::: TEXTO FORNECIDO :::
Acórdão nº 4/17.4GBBJA.E1 de Tribunal da Relação de Évora, 05 de Abril de 2022

Magistrado ResponsávelMARIA MARGARIDA BACELAR
Data da Resolução05 de Abril de 2022
EmissorTribunal da Relação de Évora

Acordam, em conferência, os juízes da Secção Criminal do Tribunal da Relação de Évora: No Tribunal Judicial da Comarca de Beja - Juízo Central Cível e Criminal de Beja - Juiz 2, mediante acusação do Ministério Público, foi julgado em processo comum, perante o tribunal colectivo, com documentação das declarações oralmente prestadas em audiência, e no que ora releva, o Arguido a seguir identificado: Fza…, filho de (…) e de (…), natural da freguesia da (…), concelho de Beja, nascido a 3/07/1967, casado, residente na (…), concelho de Beja.

A final, foi decidido julgar a acusação parcialmente procedente, e, em consequência: 1. Condenar o arguido Fza… pela prática, em co-autoria material e como reincidente, de um crime de tráfico de produtos estupefacientes, p. e p. pelo art.º 21º do DL n.º 15/93, de 22/01 com referência ao disposto na Tabela I-C anexa àquele diploma legal, na pena de 6 (seis) anos de prisão efectiva.
:::
Troque "colectivo" por "singular" e transcreva o trecho do acórdão desde "Magistrado ResponsávelMARIA MARGARIDA" até "concelho de Beja.", inclusive. O material que se segue é independente do acórdão.
::: REGISTOS ARMAZENADOS :::
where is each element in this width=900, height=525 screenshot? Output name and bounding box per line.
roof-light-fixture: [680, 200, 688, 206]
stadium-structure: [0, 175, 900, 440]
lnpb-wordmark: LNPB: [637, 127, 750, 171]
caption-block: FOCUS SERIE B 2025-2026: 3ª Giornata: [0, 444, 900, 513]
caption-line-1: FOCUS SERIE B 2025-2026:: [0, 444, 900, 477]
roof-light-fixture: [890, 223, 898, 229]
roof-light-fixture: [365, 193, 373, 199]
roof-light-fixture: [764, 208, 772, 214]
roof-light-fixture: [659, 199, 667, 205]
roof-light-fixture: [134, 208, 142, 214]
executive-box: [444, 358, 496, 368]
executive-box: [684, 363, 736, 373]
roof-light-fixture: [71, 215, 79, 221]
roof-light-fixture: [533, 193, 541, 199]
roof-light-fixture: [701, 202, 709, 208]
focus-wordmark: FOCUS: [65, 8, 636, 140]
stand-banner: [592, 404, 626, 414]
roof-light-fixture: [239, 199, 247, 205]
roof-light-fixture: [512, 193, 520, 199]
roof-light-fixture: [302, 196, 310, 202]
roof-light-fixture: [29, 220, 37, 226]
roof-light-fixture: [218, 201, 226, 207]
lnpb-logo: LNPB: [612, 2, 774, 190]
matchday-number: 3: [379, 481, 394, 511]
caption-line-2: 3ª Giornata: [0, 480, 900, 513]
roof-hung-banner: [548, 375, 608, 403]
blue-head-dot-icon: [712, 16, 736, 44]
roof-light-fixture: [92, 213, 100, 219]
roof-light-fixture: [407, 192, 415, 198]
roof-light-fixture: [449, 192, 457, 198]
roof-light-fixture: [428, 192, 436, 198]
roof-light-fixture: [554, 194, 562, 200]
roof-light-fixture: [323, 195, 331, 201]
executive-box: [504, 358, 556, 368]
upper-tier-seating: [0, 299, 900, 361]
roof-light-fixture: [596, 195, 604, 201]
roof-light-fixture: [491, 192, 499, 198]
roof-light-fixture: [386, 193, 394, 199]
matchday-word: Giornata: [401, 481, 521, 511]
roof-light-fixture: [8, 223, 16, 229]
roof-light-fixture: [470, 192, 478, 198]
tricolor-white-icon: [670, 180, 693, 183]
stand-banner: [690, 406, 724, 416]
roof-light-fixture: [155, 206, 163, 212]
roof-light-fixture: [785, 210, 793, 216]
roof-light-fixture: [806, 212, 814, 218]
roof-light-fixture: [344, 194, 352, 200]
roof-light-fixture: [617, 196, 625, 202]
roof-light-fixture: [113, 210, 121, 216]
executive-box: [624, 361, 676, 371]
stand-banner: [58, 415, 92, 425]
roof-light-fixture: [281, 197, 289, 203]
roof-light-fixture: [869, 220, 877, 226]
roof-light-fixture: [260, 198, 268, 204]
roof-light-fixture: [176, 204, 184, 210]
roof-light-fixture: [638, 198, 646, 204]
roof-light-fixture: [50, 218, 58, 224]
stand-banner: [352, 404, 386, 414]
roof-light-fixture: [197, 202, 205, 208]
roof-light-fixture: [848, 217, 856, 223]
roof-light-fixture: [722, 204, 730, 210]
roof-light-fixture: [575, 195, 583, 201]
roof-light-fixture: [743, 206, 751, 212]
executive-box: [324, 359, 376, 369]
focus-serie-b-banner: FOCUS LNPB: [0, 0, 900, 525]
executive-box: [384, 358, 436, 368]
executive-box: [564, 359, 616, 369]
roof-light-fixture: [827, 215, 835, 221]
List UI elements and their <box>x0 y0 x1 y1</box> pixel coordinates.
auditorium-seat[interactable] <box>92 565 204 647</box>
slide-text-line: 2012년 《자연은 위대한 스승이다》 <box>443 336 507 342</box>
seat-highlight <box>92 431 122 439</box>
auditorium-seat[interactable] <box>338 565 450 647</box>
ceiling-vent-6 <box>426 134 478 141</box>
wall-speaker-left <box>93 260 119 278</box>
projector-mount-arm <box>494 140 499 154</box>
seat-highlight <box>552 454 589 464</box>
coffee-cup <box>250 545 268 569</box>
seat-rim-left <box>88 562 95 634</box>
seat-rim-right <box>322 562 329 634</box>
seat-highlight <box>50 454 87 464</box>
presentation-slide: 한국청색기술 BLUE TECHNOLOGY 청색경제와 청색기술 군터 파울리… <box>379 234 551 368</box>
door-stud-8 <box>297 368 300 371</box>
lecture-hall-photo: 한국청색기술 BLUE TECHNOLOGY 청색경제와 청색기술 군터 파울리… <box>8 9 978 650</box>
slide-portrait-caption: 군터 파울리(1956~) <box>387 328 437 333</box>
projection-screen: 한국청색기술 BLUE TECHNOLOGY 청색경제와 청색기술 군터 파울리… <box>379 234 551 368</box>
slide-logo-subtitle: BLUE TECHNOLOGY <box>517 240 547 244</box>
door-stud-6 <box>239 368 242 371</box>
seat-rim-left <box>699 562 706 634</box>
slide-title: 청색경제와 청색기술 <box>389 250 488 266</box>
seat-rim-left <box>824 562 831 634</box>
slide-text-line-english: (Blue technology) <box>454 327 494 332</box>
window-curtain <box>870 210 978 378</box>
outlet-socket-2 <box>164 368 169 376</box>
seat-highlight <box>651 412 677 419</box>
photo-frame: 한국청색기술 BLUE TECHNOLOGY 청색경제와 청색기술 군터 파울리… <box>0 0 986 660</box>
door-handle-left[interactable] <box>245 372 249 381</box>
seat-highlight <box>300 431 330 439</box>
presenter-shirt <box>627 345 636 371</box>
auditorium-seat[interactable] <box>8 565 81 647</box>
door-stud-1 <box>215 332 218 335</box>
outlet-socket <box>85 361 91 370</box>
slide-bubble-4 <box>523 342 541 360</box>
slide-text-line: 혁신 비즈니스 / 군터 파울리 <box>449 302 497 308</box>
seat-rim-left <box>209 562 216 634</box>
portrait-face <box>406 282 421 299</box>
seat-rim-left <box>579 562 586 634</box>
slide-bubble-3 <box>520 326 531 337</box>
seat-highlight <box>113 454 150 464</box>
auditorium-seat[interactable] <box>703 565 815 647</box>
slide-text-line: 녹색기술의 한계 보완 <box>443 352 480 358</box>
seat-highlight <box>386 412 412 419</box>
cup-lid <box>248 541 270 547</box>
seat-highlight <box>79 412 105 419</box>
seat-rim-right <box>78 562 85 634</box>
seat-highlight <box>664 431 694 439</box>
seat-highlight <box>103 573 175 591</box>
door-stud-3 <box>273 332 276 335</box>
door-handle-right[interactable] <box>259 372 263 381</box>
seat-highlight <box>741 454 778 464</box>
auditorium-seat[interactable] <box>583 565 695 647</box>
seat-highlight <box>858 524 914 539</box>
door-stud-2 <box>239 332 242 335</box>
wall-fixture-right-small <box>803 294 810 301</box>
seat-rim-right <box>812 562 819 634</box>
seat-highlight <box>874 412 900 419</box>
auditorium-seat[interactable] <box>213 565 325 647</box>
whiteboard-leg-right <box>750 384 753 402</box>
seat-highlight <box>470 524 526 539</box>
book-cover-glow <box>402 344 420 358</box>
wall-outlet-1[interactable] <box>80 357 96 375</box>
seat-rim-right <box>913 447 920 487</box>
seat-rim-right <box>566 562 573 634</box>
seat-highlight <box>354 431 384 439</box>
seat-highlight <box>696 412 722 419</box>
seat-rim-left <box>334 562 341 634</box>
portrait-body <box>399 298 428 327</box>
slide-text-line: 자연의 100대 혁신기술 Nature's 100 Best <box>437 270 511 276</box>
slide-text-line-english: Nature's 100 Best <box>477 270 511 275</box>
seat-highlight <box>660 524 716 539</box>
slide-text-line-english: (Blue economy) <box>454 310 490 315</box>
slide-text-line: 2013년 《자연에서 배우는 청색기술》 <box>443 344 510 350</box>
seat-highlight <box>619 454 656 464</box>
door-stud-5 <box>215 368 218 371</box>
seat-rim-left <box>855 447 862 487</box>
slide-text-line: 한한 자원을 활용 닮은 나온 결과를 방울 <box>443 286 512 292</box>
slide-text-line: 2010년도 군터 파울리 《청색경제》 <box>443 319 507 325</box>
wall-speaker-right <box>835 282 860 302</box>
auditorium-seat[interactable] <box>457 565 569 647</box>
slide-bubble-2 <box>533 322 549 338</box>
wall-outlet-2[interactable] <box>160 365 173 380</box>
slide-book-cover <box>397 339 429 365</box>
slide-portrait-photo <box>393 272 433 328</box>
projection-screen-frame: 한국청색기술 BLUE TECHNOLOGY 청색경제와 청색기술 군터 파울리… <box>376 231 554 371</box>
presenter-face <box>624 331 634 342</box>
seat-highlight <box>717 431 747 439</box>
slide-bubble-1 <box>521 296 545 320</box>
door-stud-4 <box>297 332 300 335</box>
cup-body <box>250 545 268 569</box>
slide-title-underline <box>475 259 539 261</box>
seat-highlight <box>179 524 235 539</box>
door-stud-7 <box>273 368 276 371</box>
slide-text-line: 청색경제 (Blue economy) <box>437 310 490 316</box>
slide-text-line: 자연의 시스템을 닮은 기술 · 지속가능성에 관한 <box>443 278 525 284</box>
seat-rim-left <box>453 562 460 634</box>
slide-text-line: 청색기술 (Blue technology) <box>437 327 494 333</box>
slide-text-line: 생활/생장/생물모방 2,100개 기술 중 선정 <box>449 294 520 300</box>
:::
* [EXERCÍCIO RESOLVIDO]
Magistrado ResponsávelMARIA MARGARIDA BACELAR
Data da Resolução05 de Abril de 2022
EmissorTribunal da Relação de Évora

Acordam, em conferência, os juízes da Secção Criminal do Tribunal da Relação de Évora: No Tribunal Judicial da Comarca de Beja - Juízo Central Cível e Criminal de Beja - Juiz 2, mediante acusação do Ministério Público, foi julgado em processo comum, perante o tribunal singular, com documentação das declarações oralmente prestadas em audiência, e no que ora releva, o Arguido a seguir identificado: Fza…, filho de (…) e de (…), natural da freguesia da (…), concelho de Beja, nascido a 3/07/1967, casado, residente na (…), concelho de Beja.